* Dataset excerpts:
|---|

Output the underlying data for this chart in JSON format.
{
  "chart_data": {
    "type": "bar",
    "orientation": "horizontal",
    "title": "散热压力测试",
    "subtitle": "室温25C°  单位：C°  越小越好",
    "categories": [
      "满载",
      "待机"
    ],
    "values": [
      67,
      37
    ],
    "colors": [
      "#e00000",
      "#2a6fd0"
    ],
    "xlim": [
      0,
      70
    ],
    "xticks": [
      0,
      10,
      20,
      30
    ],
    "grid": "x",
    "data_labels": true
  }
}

|---|

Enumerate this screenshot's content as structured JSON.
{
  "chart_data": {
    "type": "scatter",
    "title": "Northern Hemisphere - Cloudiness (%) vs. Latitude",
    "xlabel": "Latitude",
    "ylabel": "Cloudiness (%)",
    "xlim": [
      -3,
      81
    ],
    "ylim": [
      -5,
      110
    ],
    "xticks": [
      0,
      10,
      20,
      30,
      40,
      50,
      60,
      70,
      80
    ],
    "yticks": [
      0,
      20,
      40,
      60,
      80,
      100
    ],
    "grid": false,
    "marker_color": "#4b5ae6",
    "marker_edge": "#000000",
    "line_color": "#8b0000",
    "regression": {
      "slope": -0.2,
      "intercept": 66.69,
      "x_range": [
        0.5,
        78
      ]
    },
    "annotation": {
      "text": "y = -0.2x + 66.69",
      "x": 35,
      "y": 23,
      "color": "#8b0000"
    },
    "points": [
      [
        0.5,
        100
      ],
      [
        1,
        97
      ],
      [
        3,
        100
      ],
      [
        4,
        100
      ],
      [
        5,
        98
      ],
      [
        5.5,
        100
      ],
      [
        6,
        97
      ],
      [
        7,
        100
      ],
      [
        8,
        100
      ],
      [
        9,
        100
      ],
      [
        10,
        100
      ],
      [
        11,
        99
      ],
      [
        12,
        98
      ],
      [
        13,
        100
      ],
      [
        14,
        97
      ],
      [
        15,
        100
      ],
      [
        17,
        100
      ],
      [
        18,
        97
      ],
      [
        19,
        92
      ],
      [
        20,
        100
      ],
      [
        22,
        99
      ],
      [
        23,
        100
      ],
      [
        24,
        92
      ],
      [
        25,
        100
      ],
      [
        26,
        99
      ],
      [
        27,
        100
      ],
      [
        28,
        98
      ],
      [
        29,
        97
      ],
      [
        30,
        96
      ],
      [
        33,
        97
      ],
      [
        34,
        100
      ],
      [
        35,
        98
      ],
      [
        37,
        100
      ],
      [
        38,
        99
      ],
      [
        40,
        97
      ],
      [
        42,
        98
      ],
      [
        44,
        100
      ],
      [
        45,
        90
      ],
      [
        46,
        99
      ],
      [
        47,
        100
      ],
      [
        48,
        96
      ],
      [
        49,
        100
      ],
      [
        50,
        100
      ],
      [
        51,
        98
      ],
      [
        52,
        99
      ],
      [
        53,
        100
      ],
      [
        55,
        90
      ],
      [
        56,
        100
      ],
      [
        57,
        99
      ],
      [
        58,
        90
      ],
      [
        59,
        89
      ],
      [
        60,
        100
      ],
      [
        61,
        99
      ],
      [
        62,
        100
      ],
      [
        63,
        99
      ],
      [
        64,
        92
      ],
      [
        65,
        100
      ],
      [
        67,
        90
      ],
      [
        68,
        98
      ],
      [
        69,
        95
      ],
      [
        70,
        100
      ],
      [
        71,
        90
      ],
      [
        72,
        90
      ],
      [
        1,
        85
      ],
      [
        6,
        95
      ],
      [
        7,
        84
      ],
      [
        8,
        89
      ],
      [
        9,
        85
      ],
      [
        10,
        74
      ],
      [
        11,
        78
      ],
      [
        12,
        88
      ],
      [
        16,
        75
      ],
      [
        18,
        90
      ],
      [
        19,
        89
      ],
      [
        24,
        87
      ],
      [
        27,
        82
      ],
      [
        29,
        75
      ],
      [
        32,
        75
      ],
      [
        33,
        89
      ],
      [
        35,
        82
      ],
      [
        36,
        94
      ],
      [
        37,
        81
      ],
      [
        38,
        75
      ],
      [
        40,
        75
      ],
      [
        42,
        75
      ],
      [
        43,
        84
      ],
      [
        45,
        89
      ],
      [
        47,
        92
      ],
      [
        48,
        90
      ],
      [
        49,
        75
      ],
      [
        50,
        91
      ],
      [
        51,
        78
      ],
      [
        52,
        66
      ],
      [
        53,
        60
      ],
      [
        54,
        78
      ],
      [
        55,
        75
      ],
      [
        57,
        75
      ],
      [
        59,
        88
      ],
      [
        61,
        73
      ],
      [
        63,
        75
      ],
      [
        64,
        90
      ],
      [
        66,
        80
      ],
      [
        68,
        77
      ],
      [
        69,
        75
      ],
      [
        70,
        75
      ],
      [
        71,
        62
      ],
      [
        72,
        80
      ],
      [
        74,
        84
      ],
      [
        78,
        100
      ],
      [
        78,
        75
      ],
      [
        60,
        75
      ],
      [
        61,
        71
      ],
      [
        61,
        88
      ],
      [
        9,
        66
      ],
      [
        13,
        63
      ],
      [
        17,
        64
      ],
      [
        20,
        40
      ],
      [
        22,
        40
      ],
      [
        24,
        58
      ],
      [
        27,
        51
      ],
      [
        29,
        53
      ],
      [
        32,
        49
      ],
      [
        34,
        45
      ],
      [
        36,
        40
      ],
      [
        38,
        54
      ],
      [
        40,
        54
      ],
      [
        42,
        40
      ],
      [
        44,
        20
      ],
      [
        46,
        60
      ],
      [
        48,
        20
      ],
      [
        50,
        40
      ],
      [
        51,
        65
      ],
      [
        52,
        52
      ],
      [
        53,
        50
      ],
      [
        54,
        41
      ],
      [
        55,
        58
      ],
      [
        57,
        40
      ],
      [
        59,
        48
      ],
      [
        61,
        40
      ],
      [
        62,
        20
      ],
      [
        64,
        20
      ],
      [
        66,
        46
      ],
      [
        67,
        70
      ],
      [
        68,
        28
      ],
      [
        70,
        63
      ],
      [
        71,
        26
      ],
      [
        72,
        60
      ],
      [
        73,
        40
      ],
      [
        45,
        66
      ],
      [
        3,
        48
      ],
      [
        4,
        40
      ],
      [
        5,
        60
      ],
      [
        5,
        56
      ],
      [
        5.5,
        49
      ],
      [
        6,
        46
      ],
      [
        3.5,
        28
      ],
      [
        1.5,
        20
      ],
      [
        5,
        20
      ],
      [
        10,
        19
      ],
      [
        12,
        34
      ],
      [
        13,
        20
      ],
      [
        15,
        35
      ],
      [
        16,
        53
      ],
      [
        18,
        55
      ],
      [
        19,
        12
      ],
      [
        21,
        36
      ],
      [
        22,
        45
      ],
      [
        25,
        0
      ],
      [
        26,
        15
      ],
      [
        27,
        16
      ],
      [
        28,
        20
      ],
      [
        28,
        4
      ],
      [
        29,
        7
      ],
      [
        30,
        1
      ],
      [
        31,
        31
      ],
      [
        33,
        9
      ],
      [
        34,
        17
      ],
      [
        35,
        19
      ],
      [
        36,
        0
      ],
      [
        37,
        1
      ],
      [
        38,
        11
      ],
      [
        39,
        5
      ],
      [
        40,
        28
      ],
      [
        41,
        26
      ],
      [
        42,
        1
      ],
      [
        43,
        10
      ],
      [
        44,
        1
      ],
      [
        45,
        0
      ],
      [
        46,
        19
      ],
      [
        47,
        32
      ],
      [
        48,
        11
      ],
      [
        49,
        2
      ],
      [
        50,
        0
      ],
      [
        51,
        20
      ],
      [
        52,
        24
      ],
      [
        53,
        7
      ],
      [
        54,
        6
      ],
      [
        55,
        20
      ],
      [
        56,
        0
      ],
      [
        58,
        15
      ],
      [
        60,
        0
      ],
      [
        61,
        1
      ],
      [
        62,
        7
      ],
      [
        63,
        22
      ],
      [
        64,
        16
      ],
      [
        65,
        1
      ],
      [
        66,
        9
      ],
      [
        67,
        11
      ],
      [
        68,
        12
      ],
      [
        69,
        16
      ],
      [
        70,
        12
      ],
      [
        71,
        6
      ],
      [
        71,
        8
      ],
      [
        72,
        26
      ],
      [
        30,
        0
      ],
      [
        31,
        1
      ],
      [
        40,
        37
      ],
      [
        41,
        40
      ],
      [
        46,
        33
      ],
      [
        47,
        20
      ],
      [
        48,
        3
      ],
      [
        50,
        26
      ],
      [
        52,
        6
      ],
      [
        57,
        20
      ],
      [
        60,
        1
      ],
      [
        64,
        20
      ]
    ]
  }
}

|---|

Pull every line holding "Cloudiness" out of the records.

* Answer to the exercise:
    "title": "Northern Hemisphere - Cloudiness (%) vs. Latitude",
    "ylabel": "Cloudiness (%)",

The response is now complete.